━━━ Excerpt provided

However, res judicata under Dalloul does not include the doctrine of bar.
Waiver
The Richardsons pleaded in paragraph 5 of the 2014 action: "A property owner may waive her tort claim and sue under a theory of implied contract based on the Respondent's failure to pay just compensation when it has taken or damaged the owner's property pursuant to Article I, § 11 of the Virginia Constitution." T-Mobile claims this waiver bars the present action. The Richardsons argue, in effect, the nonsuit of the 2014 action withdrew the waiver.
"A waiver is the intentional relinquishment of a known right, and there must be both knowledge of the existence of the right and an intention to relinquish it." Dey v. Martin, 78 Va. 1, 7 (1883) (emphasis in original). It is difficult to imagine a better example of a waiver than the above statement, which was in a pleading drafted by a licensed attorney.

━━━━━━
━━━ Data records

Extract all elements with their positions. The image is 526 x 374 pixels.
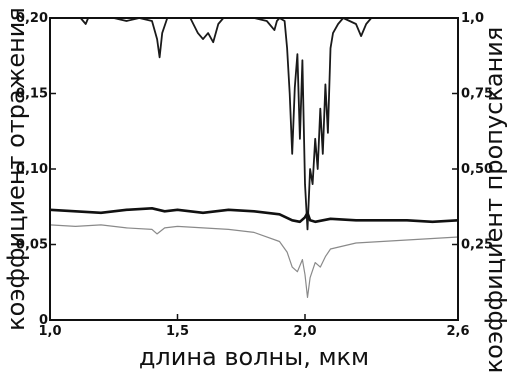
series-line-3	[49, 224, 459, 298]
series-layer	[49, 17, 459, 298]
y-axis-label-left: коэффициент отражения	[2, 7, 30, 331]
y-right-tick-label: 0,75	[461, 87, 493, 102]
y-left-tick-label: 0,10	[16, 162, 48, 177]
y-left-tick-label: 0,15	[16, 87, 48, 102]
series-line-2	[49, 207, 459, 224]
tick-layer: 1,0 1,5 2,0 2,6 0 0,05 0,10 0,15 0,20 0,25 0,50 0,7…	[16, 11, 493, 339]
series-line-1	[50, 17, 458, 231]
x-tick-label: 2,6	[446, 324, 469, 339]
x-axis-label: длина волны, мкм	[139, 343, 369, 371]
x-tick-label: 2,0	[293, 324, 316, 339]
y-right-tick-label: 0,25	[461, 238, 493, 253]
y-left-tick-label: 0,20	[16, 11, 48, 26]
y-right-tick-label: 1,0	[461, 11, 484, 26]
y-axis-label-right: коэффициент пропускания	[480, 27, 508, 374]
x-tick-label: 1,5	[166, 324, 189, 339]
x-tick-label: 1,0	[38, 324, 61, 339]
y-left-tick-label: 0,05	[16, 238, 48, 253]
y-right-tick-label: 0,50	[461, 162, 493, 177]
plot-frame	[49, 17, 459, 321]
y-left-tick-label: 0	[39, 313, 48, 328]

━━━━━━
━━━ Data records

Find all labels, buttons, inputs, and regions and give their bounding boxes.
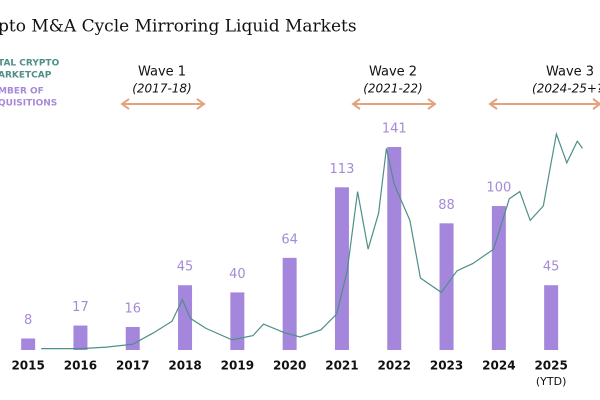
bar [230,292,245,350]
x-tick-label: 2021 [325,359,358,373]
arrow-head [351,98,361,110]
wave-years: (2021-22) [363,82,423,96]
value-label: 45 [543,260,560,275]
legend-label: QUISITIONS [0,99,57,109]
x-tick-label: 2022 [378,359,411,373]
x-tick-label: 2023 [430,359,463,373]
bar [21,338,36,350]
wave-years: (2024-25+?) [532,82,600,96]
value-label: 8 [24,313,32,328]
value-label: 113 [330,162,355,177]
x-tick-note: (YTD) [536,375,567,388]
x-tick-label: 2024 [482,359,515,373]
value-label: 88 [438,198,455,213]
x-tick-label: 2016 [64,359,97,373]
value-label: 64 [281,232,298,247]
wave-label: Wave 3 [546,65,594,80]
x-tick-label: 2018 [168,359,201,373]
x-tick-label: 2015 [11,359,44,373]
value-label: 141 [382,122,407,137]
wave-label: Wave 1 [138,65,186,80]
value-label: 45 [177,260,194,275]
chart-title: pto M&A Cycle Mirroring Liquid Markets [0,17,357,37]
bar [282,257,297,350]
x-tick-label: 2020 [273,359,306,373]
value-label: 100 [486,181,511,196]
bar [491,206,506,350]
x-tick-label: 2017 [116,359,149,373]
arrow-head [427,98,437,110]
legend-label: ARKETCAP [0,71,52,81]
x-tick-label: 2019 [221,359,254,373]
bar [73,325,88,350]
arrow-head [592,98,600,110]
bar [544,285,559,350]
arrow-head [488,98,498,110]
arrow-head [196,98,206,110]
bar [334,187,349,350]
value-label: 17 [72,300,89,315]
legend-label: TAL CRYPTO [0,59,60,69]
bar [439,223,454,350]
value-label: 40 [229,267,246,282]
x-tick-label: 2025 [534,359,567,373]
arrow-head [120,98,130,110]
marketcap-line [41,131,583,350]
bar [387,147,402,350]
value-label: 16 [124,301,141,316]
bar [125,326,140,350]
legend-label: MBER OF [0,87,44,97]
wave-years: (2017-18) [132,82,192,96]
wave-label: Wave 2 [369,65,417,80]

━━━━━━

> [Problem]: Resume the waiver text on the Richardsons' pleading, starting right after its last sentence. This data is separate from the waiver text.

> [Exercise output]:
By the 18th Century, a plaintiff alleging a defendant had tortiously appropriated his personal property could waive his action in tort (e.g., trespass de bonis asportatis or trover and conversion) and sue instead on an undertaking (assumpsit) implied by law. There were advantages in doing so: more simplicity in pleading at a time precision was required, a more favorable limitation period, and survival of the action against executors. J. H. Baker, An Introduction to English Legal History 373-74 (4th ed. 2002); Raven Red Ash Coal Co. v. Ball, 185 Va. 534, 541-42, 39 S.E.2d 231, 234-35 (1946).
Since 1977, a plaintiff has been able to sue in both tort and contract in one action. Code § 8.01-272. Thus this discussion is both anachronistic and an oddity.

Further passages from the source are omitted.